**Problem:** How many lines in these records hold the string "country"? Reply with the number alone.

**Provided data:**
--*--

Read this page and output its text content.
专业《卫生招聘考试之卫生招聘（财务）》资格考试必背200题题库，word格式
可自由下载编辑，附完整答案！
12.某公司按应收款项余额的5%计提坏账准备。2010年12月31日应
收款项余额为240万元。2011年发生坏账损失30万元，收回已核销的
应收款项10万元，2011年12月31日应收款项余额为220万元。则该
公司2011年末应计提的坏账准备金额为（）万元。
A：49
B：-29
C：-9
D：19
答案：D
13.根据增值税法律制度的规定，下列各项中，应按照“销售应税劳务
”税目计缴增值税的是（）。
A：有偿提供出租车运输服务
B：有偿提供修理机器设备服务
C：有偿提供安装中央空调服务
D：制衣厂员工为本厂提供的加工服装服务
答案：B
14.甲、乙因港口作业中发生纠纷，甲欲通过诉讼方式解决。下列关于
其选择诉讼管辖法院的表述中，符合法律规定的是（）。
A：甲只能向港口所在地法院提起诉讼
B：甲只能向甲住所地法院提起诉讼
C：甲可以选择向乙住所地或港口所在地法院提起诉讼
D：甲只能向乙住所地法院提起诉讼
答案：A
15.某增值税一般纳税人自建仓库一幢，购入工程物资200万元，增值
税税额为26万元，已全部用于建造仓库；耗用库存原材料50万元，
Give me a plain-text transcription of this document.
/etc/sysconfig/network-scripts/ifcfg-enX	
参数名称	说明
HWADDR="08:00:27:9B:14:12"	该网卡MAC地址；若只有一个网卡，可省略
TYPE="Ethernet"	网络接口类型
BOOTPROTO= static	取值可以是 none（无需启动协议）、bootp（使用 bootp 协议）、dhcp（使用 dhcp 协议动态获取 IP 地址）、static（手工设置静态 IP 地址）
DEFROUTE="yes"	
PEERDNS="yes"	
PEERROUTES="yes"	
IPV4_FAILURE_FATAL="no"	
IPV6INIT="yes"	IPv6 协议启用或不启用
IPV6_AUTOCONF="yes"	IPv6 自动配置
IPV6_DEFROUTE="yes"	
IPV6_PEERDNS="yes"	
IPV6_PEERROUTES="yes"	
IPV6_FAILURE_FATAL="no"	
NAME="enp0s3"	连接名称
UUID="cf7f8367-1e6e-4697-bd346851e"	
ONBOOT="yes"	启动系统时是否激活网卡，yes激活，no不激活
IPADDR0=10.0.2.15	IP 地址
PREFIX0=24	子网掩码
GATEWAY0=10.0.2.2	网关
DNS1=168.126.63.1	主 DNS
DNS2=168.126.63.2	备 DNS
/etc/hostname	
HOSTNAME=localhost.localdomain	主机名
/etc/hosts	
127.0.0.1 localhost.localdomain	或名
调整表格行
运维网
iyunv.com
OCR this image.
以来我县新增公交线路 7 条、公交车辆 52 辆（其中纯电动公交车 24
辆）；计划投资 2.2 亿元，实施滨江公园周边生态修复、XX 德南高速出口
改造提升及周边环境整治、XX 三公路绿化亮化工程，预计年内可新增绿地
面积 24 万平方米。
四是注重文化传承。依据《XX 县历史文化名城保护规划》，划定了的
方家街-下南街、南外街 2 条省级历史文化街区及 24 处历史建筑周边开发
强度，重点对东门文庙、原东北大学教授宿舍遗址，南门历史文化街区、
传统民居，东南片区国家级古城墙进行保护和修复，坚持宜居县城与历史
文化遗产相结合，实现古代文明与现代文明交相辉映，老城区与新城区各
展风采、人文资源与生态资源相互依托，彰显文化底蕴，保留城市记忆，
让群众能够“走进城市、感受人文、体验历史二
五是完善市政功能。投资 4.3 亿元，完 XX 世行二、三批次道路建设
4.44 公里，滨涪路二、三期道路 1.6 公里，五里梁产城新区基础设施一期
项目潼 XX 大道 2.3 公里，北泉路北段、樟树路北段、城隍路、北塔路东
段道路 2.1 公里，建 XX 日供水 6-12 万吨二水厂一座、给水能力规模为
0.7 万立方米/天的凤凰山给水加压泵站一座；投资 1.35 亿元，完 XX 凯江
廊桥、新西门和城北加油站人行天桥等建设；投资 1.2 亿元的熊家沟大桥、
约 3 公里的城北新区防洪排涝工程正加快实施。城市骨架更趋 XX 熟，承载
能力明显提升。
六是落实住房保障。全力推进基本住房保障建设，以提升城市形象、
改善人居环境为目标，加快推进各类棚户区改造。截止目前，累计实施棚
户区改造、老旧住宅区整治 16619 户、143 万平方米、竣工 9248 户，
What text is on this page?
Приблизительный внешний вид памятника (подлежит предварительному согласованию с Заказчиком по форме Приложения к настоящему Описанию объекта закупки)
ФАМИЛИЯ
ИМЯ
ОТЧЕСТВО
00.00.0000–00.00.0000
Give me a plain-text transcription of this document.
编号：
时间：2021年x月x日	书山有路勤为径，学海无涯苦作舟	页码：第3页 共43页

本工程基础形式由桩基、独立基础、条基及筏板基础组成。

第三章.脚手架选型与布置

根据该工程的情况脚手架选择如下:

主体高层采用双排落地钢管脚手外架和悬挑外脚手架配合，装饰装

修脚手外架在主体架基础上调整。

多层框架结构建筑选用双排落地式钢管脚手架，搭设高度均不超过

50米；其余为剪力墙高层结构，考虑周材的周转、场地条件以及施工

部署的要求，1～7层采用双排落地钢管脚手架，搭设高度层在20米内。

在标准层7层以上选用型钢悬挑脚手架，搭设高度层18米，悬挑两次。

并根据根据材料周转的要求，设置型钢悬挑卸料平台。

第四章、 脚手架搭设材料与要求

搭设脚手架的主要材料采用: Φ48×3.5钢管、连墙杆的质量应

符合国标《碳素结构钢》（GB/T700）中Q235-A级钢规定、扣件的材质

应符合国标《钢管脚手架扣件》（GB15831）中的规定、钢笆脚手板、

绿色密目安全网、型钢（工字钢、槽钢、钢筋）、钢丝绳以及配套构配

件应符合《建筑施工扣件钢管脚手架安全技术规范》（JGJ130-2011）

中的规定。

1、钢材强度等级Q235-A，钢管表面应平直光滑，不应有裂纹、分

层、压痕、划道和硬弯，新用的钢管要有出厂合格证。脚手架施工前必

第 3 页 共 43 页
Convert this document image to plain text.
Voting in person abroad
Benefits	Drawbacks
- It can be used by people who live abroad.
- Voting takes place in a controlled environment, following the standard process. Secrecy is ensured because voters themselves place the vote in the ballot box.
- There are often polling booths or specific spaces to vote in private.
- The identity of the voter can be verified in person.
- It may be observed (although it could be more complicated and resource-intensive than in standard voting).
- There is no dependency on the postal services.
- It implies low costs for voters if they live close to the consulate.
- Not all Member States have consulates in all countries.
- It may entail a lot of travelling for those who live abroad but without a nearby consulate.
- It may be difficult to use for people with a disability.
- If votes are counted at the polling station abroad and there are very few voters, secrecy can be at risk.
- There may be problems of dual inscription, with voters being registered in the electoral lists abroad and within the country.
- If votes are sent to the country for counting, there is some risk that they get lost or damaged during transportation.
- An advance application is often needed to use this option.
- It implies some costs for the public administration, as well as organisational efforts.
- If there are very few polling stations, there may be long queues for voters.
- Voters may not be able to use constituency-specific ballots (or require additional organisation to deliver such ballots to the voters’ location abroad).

--*--

**Result of the exercise:** 2